• _Dataset_:
(begin)

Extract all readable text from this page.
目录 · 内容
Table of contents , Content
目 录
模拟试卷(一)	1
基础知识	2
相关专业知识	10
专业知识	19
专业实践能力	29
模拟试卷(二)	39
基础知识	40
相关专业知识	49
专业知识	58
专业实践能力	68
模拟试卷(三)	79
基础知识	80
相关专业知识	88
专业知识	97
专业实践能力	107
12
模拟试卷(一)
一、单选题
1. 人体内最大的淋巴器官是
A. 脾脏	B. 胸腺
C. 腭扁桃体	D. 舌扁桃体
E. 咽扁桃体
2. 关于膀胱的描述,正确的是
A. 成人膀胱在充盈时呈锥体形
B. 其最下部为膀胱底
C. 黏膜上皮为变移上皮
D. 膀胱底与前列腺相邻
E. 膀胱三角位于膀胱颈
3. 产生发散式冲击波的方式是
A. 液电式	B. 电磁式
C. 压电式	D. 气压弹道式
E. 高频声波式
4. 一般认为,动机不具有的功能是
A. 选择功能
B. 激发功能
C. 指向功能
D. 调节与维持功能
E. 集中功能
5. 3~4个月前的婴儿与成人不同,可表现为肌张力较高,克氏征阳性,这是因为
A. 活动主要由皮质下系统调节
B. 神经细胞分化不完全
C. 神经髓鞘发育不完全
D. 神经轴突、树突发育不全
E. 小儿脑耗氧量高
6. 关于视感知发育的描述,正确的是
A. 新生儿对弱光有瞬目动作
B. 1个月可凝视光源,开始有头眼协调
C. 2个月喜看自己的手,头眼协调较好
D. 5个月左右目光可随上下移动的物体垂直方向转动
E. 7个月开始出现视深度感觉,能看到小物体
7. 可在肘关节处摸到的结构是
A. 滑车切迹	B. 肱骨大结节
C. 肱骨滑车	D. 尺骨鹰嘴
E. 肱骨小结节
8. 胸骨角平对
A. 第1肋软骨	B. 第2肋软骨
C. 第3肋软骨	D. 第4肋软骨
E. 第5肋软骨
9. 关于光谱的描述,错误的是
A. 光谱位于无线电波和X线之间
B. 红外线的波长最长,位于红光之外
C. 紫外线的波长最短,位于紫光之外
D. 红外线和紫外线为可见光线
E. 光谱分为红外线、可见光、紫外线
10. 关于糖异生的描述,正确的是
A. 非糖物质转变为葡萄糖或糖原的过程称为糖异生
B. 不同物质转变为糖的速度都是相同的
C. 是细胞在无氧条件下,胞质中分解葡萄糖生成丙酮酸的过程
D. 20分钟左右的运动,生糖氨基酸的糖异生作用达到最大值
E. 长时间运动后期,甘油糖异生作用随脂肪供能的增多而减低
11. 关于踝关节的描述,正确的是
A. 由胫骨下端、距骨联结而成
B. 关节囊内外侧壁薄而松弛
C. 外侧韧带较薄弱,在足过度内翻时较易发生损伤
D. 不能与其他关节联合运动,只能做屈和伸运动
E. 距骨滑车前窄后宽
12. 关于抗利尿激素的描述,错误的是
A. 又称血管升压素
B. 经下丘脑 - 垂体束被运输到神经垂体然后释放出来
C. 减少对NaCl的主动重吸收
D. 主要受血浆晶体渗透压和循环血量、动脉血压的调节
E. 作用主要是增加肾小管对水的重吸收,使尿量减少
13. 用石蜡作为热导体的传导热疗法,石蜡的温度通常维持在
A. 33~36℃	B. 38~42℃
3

(end)

• _Exercise task_: Return every record above exactly as it appears.

• _Expected answer_:
Extract all readable text from this page.
目录 · 内容
Table of contents , Content
目 录
模拟试卷(一)	1
基础知识	2
相关专业知识	10
专业知识	19
专业实践能力	29
模拟试卷(二)	39
基础知识	40
相关专业知识	49
专业知识	58
专业实践能力	68
模拟试卷(三)	79
基础知识	80
相关专业知识	88
专业知识	97
专业实践能力	107
12
模拟试卷(一)
一、单选题
1. 人体内最大的淋巴器官是
A. 脾脏	B. 胸腺
C. 腭扁桃体	D. 舌扁桃体
E. 咽扁桃体
2. 关于膀胱的描述,正确的是
A. 成人膀胱在充盈时呈锥体形
B. 其最下部为膀胱底
C. 黏膜上皮为变移上皮
D. 膀胱底与前列腺相邻
E. 膀胱三角位于膀胱颈
3. 产生发散式冲击波的方式是
A. 液电式	B. 电磁式
C. 压电式	D. 气压弹道式
E. 高频声波式
4. 一般认为,动机不具有的功能是
A. 选择功能
B. 激发功能
C. 指向功能
D. 调节与维持功能
E. 集中功能
5. 3~4个月前的婴儿与成人不同,可表现为肌张力较高,克氏征阳性,这是因为
A. 活动主要由皮质下系统调节
B. 神经细胞分化不完全
C. 神经髓鞘发育不完全
D. 神经轴突、树突发育不全
E. 小儿脑耗氧量高
6. 关于视感知发育的描述,正确的是
A. 新生儿对弱光有瞬目动作
B. 1个月可凝视光源,开始有头眼协调
C. 2个月喜看自己的手,头眼协调较好
D. 5个月左右目光可随上下移动的物体垂直方向转动
E. 7个月开始出现视深度感觉,能看到小物体
7. 可在肘关节处摸到的结构是
A. 滑车切迹	B. 肱骨大结节
C. 肱骨滑车	D. 尺骨鹰嘴
E. 肱骨小结节
8. 胸骨角平对
A. 第1肋软骨	B. 第2肋软骨
C. 第3肋软骨	D. 第4肋软骨
E. 第5肋软骨
9. 关于光谱的描述,错误的是
A. 光谱位于无线电波和X线之间
B. 红外线的波长最长,位于红光之外
C. 紫外线的波长最短,位于紫光之外
D. 红外线和紫外线为可见光线
E. 光谱分为红外线、可见光、紫外线
10. 关于糖异生的描述,正确的是
A. 非糖物质转变为葡萄糖或糖原的过程称为糖异生
B. 不同物质转变为糖的速度都是相同的
C. 是细胞在无氧条件下,胞质中分解葡萄糖生成丙酮酸的过程
D. 20分钟左右的运动,生糖氨基酸的糖异生作用达到最大值
E. 长时间运动后期,甘油糖异生作用随脂肪供能的增多而减低
11. 关于踝关节的描述,正确的是
A. 由胫骨下端、距骨联结而成
B. 关节囊内外侧壁薄而松弛
C. 外侧韧带较薄弱,在足过度内翻时较易发生损伤
D. 不能与其他关节联合运动,只能做屈和伸运动
E. 距骨滑车前窄后宽
12. 关于抗利尿激素的描述,错误的是
A. 又称血管升压素
B. 经下丘脑 - 垂体束被运输到神经垂体然后释放出来
C. 减少对NaCl的主动重吸收
D. 主要受血浆晶体渗透压和循环血量、动脉血压的调节
E. 作用主要是增加肾小管对水的重吸收,使尿量减少
13. 用石蜡作为热导体的传导热疗法,石蜡的温度通常维持在
A. 33~36℃	B. 38~42℃
3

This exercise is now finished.